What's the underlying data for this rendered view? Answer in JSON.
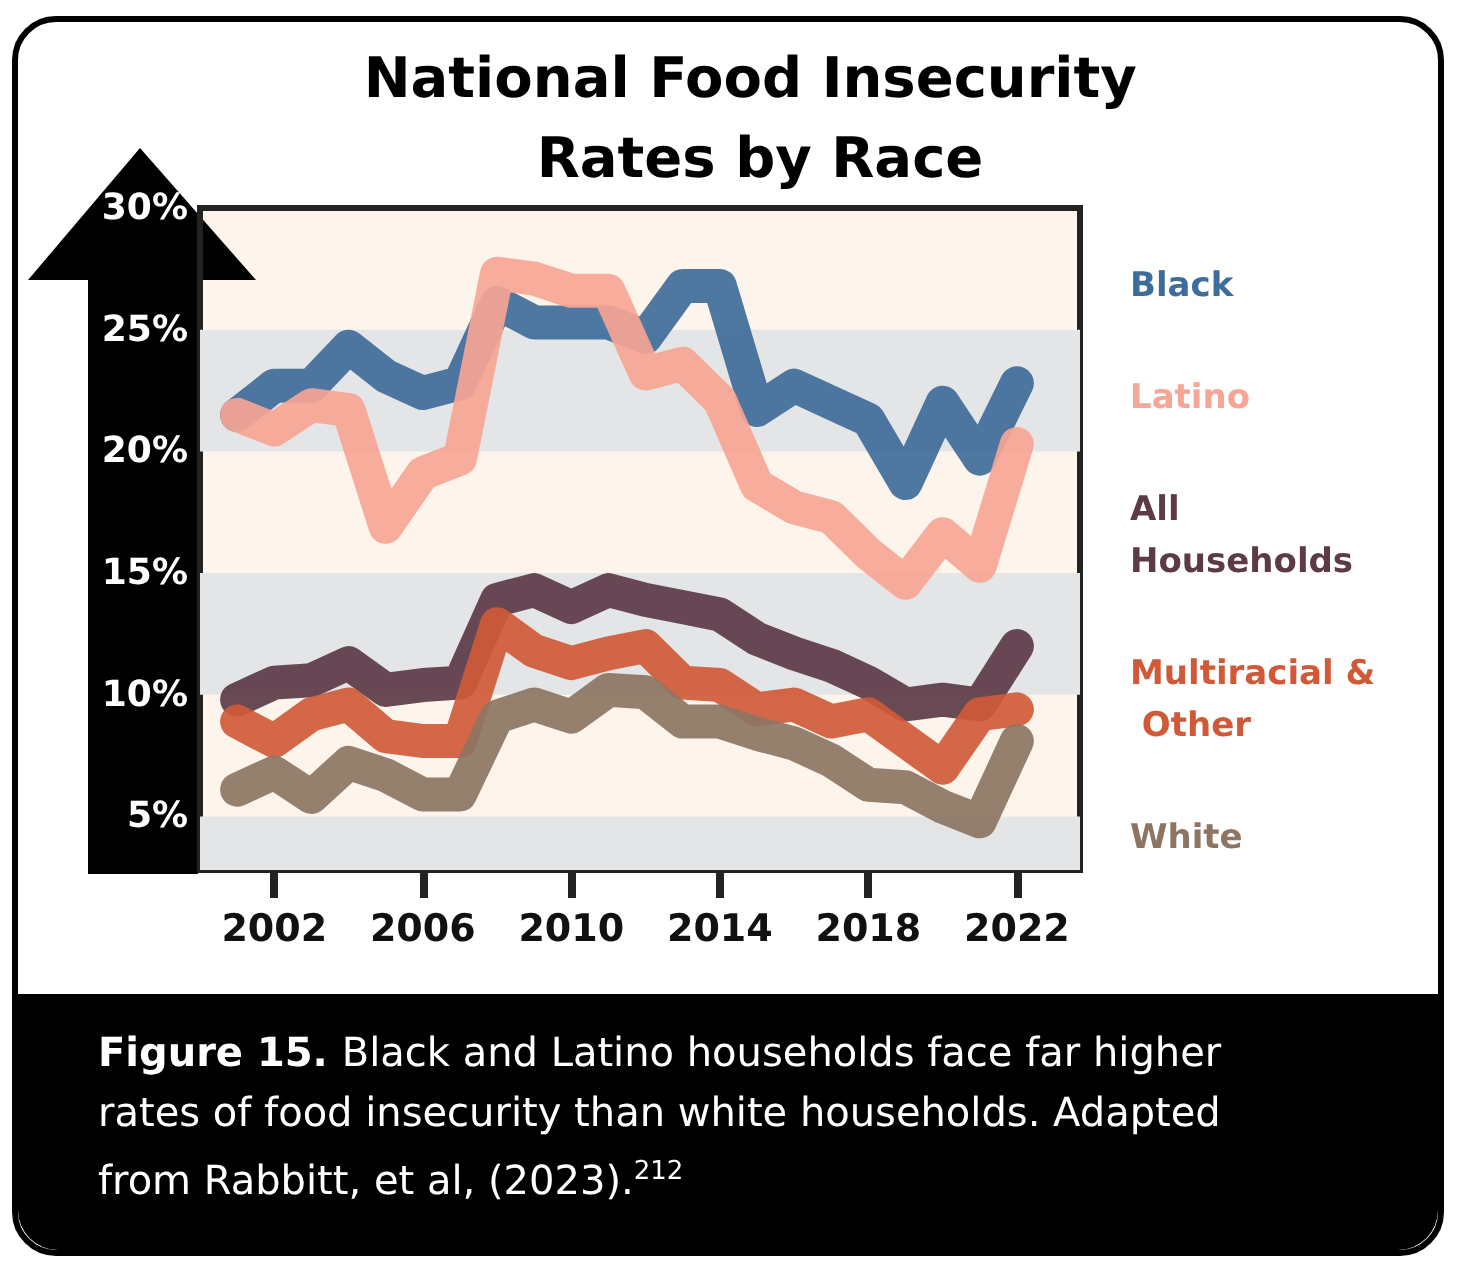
{
  "chart_data": {
    "type": "line",
    "title": "National Food Insecurity Rates by Race",
    "x": [
      2001,
      2002,
      2003,
      2004,
      2005,
      2006,
      2007,
      2008,
      2009,
      2010,
      2011,
      2012,
      2013,
      2014,
      2015,
      2016,
      2017,
      2018,
      2019,
      2020,
      2021,
      2022
    ],
    "series": [
      {
        "name": "Black",
        "color": "#3f6d99",
        "values": [
          21.5,
          22.7,
          22.7,
          24.3,
          23.1,
          22.4,
          22.8,
          26.1,
          25.3,
          25.3,
          25.3,
          24.7,
          26.8,
          26.8,
          21.7,
          22.7,
          22.0,
          21.3,
          18.7,
          22.0,
          19.7,
          22.8
        ]
      },
      {
        "name": "Latino",
        "color": "#f7a594",
        "values": [
          21.5,
          20.9,
          21.9,
          21.7,
          16.9,
          19.1,
          19.7,
          27.3,
          27.1,
          26.6,
          26.6,
          23.2,
          23.6,
          22.1,
          18.6,
          17.7,
          17.3,
          15.8,
          14.6,
          16.6,
          15.3,
          20.3
        ]
      },
      {
        "name": "All Households",
        "color": "#5c3a46",
        "values": [
          9.8,
          10.5,
          10.6,
          11.3,
          10.2,
          10.4,
          10.5,
          13.9,
          14.3,
          13.6,
          14.3,
          13.9,
          13.6,
          13.3,
          12.3,
          11.7,
          11.2,
          10.5,
          9.6,
          9.8,
          9.6,
          12.0
        ]
      },
      {
        "name": "Multiracial & Other",
        "color": "#d05a38",
        "values": [
          8.9,
          8.1,
          9.2,
          9.6,
          8.3,
          8.1,
          8.1,
          12.9,
          11.8,
          11.3,
          11.7,
          12.0,
          10.5,
          10.4,
          9.4,
          9.6,
          8.9,
          9.2,
          8.1,
          7.0,
          9.2,
          9.4
        ]
      },
      {
        "name": "White",
        "color": "#8c7563",
        "values": [
          6.1,
          6.8,
          5.8,
          7.2,
          6.7,
          5.9,
          5.9,
          9.1,
          9.6,
          9.1,
          10.2,
          10.1,
          8.9,
          8.9,
          8.4,
          8.0,
          7.3,
          6.3,
          6.2,
          5.4,
          4.8,
          8.1
        ]
      }
    ],
    "xlim": [
      2000,
      2023.7
    ],
    "xticks": [
      2002,
      2006,
      2010,
      2014,
      2018,
      2022
    ],
    "ylim": [
      2.8,
      30
    ],
    "yticks": [
      {
        "value": 5,
        "label": "5%"
      },
      {
        "value": 10,
        "label": "10%"
      },
      {
        "value": 15,
        "label": "15%"
      },
      {
        "value": 20,
        "label": "20%"
      },
      {
        "value": 25,
        "label": "25%"
      },
      {
        "value": 30,
        "label": "30%"
      }
    ],
    "bands": [
      {
        "axis": "y",
        "from": 2.8,
        "to": 5,
        "color": "#e4e5e7"
      },
      {
        "axis": "y",
        "from": 10,
        "to": 15,
        "color": "#e4e5e7"
      },
      {
        "axis": "y",
        "from": 20,
        "to": 25,
        "color": "#e4e5e7"
      }
    ],
    "legend": "right",
    "marker": "none",
    "line_style": "solid",
    "annotations": [
      "Figure 15.",
      "Black and Latino households face far higher rates of food insecurity than white households. Adapted from Rabbitt, et al, (2023).$^{212}$"
    ]
  }
}
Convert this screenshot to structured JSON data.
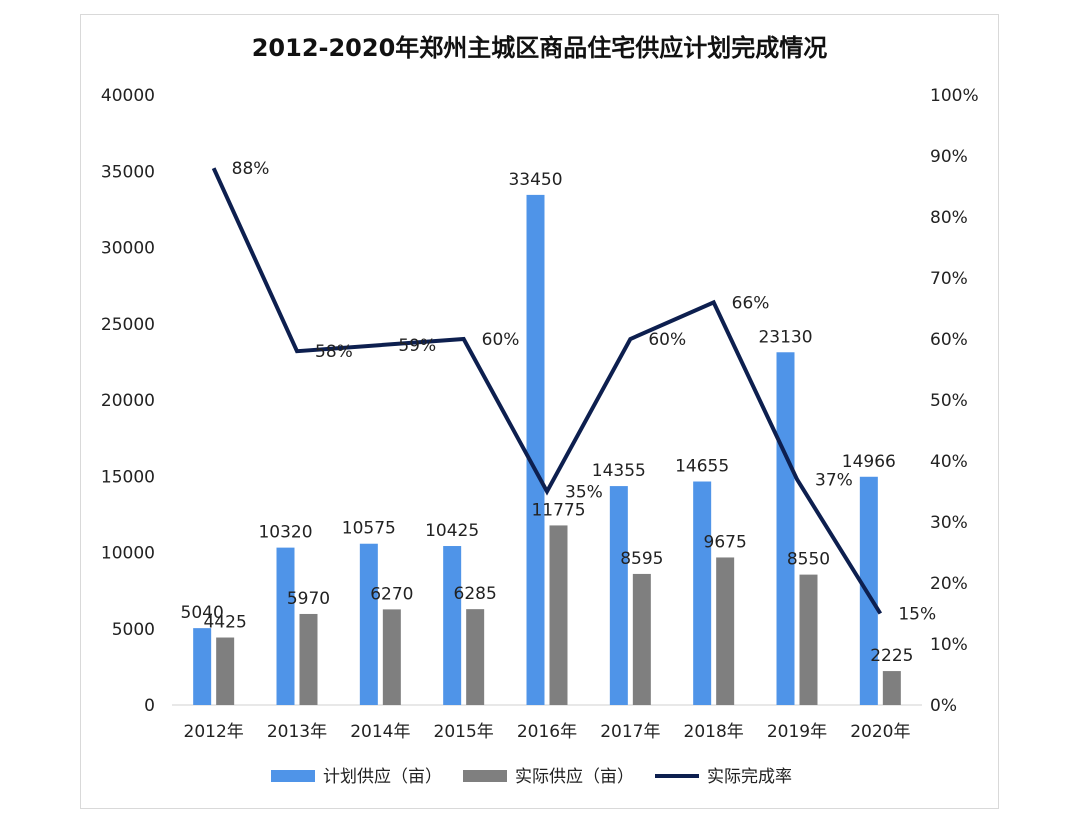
{
  "chart_data": {
    "type": "bar",
    "title": "2012-2020年郑州主城区商品住宅供应计划完成情况",
    "categories": [
      "2012年",
      "2013年",
      "2014年",
      "2015年",
      "2016年",
      "2017年",
      "2018年",
      "2019年",
      "2020年"
    ],
    "series": [
      {
        "name": "计划供应（亩）",
        "type": "bar",
        "color": "#4f94e8",
        "values": [
          5040,
          10320,
          10575,
          10425,
          33450,
          14355,
          14655,
          23130,
          14966
        ]
      },
      {
        "name": "实际供应（亩）",
        "type": "bar",
        "color": "#7f7f7f",
        "values": [
          4425,
          5970,
          6270,
          6285,
          11775,
          8595,
          9675,
          8550,
          2225
        ]
      },
      {
        "name": "实际完成率",
        "type": "line",
        "axis": "right",
        "color": "#0d1f4f",
        "values": [
          88,
          58,
          59,
          60,
          35,
          60,
          66,
          37,
          15
        ],
        "labels": [
          "88%",
          "58%",
          "59%",
          "60%",
          "35%",
          "60%",
          "66%",
          "37%",
          "15%"
        ]
      }
    ],
    "y_left": {
      "min": 0,
      "max": 40000,
      "step": 5000,
      "ticks": [
        "0",
        "5000",
        "10000",
        "15000",
        "20000",
        "25000",
        "30000",
        "35000",
        "40000"
      ]
    },
    "y_right": {
      "min": 0,
      "max": 100,
      "step": 10,
      "ticks": [
        "0%",
        "10%",
        "20%",
        "30%",
        "40%",
        "50%",
        "60%",
        "70%",
        "80%",
        "90%",
        "100%"
      ]
    },
    "grid": false,
    "legend": "bottom"
  }
}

++++++++++++++++++++

Given task. Restate each entry word for word, leaving out any pictures.

Answer to this exercise.
What's the underlying data for this rendered view? Answer in JSON.
{
  "chart_data": {
    "type": "line",
    "title": "National Food Insecurity Rates by Race",
    "x": [
      2001,
      2002,
      2003,
      2004,
      2005,
      2006,
      2007,
      2008,
      2009,
      2010,
      2011,
      2012,
      2013,
      2014,
      2015,
      2016,
      2017,
      2018,
      2019,
      2020,
      2021,
      2022
    ],
    "series": [
      {
        "name": "Black",
        "color": "#3f6d99",
        "values": [
          21.5,
          22.7,
          22.7,
          24.3,
          23.1,
          22.4,
          22.8,
          26.1,
          25.3,
          25.3,
          25.3,
          24.7,
          26.8,
          26.8,
          21.7,
          22.7,
          22.0,
          21.3,
          18.7,
          22.0,
          19.7,
          22.8
        ]
      },
      {
        "name": "Latino",
        "color": "#f7a594",
        "values": [
          21.5,
          20.9,
          21.9,
          21.7,
          16.9,
          19.1,
          19.7,
          27.3,
          27.1,
          26.6,
          26.6,
          23.2,
          23.6,
          22.1,
          18.6,
          17.7,
          17.3,
          15.8,
          14.6,
          16.6,
          15.3,
          20.3
        ]
      },
      {
        "name": "All Households",
        "color": "#5c3a46",
        "values": [
          9.8,
          10.5,
          10.6,
          11.3,
          10.2,
          10.4,
          10.5,
          13.9,
          14.3,
          13.6,
          14.3,
          13.9,
          13.6,
          13.3,
          12.3,
          11.7,
          11.2,
          10.5,
          9.6,
          9.8,
          9.6,
          12.0
        ]
      },
      {
        "name": "Multiracial & Other",
        "color": "#d05a38",
        "values": [
          8.9,
          8.1,
          9.2,
          9.6,
          8.3,
          8.1,
          8.1,
          12.9,
          11.8,
          11.3,
          11.7,
          12.0,
          10.5,
          10.4,
          9.4,
          9.6,
          8.9,
          9.2,
          8.1,
          7.0,
          9.2,
          9.4
        ]
      },
      {
        "name": "White",
        "color": "#8c7563",
        "values": [
          6.1,
          6.8,
          5.8,
          7.2,
          6.7,
          5.9,
          5.9,
          9.1,
          9.6,
          9.1,
          10.2,
          10.1,
          8.9,
          8.9,
          8.4,
          8.0,
          7.3,
          6.3,
          6.2,
          5.4,
          4.8,
          8.1
        ]
      }
    ],
    "xlim": [
      2000,
      2023.7
    ],
    "xticks": [
      2002,
      2006,
      2010,
      2014,
      2018,
      2022
    ],
    "ylim": [
      2.8,
      30
    ],
    "yticks": [
      {
        "value": 5,
        "label": "5%"
      },
      {
        "value": 10,
        "label": "10%"
      },
      {
        "value": 15,
        "label": "15%"
      },
      {
        "value": 20,
        "label": "20%"
      },
      {
        "value": 25,
        "label": "25%"
      },
      {
        "value": 30,
        "label": "30%"
      }
    ],
    "bands": [
      {
        "axis": "y",
        "from": 2.8,
        "to": 5,
        "color": "#e4e5e7"
      },
      {
        "axis": "y",
        "from": 10,
        "to": 15,
        "color": "#e4e5e7"
      },
      {
        "axis": "y",
        "from": 20,
        "to": 25,
        "color": "#e4e5e7"
      }
    ],
    "legend": "right",
    "marker": "none",
    "line_style": "solid",
    "annotations": [
      "Figure 15.",
      "Black and Latino households face far higher rates of food insecurity than white households. Adapted from Rabbitt, et al, (2023).$^{212}$"
    ]
  }
}
Convert this screenshot to structured JSON data.
{
  "chart_data": {
    "type": "bar",
    "title": "2012-2020年郑州主城区商品住宅供应计划完成情况",
    "categories": [
      "2012年",
      "2013年",
      "2014年",
      "2015年",
      "2016年",
      "2017年",
      "2018年",
      "2019年",
      "2020年"
    ],
    "series": [
      {
        "name": "计划供应（亩）",
        "type": "bar",
        "color": "#4f94e8",
        "values": [
          5040,
          10320,
          10575,
          10425,
          33450,
          14355,
          14655,
          23130,
          14966
        ]
      },
      {
        "name": "实际供应（亩）",
        "type": "bar",
        "color": "#7f7f7f",
        "values": [
          4425,
          5970,
          6270,
          6285,
          11775,
          8595,
          9675,
          8550,
          2225
        ]
      },
      {
        "name": "实际完成率",
        "type": "line",
        "axis": "right",
        "color": "#0d1f4f",
        "values": [
          88,
          58,
          59,
          60,
          35,
          60,
          66,
          37,
          15
        ],
        "labels": [
          "88%",
          "58%",
          "59%",
          "60%",
          "35%",
          "60%",
          "66%",
          "37%",
          "15%"
        ]
      }
    ],
    "y_left": {
      "min": 0,
      "max": 40000,
      "step": 5000,
      "ticks": [
        "0",
        "5000",
        "10000",
        "15000",
        "20000",
        "25000",
        "30000",
        "35000",
        "40000"
      ]
    },
    "y_right": {
      "min": 0,
      "max": 100,
      "step": 10,
      "ticks": [
        "0%",
        "10%",
        "20%",
        "30%",
        "40%",
        "50%",
        "60%",
        "70%",
        "80%",
        "90%",
        "100%"
      ]
    },
    "grid": false,
    "legend": "bottom"
  }
}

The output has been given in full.